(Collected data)
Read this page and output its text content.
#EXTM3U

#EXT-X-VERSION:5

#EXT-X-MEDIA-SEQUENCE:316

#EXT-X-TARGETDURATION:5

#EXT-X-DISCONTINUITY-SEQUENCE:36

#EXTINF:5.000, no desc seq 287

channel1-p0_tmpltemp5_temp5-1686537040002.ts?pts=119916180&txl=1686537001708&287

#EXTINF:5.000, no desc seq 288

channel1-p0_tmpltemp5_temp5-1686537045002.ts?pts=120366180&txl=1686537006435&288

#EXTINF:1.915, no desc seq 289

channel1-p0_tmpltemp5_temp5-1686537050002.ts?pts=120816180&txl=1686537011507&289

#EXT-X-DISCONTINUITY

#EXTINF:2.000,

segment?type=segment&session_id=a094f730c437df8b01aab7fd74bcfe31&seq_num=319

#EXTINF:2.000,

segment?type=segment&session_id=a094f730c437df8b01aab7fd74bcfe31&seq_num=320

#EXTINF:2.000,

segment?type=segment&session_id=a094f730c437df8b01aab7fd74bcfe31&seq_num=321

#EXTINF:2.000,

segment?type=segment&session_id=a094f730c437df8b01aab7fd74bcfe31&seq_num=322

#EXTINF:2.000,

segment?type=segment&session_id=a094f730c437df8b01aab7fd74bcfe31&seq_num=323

▶ **GIVEN PROBLEM**:
Your task is to repeat each line of the material exactly.

▶ **PROBLEM SOLUTION**:
Read this page and output its text content.
#EXTM3U

#EXT-X-VERSION:5

#EXT-X-MEDIA-SEQUENCE:316

#EXT-X-TARGETDURATION:5

#EXT-X-DISCONTINUITY-SEQUENCE:36

#EXTINF:5.000, no desc seq 287

channel1-p0_tmpltemp5_temp5-1686537040002.ts?pts=119916180&txl=1686537001708&287

#EXTINF:5.000, no desc seq 288

channel1-p0_tmpltemp5_temp5-1686537045002.ts?pts=120366180&txl=1686537006435&288

#EXTINF:1.915, no desc seq 289

channel1-p0_tmpltemp5_temp5-1686537050002.ts?pts=120816180&txl=1686537011507&289

#EXT-X-DISCONTINUITY

#EXTINF:2.000,

segment?type=segment&session_id=a094f730c437df8b01aab7fd74bcfe31&seq_num=319

#EXTINF:2.000,

segment?type=segment&session_id=a094f730c437df8b01aab7fd74bcfe31&seq_num=320

#EXTINF:2.000,

segment?type=segment&session_id=a094f730c437df8b01aab7fd74bcfe31&seq_num=321

#EXTINF:2.000,

segment?type=segment&session_id=a094f730c437df8b01aab7fd74bcfe31&seq_num=322

#EXTINF:2.000,

segment?type=segment&session_id=a094f730c437df8b01aab7fd74bcfe31&seq_num=323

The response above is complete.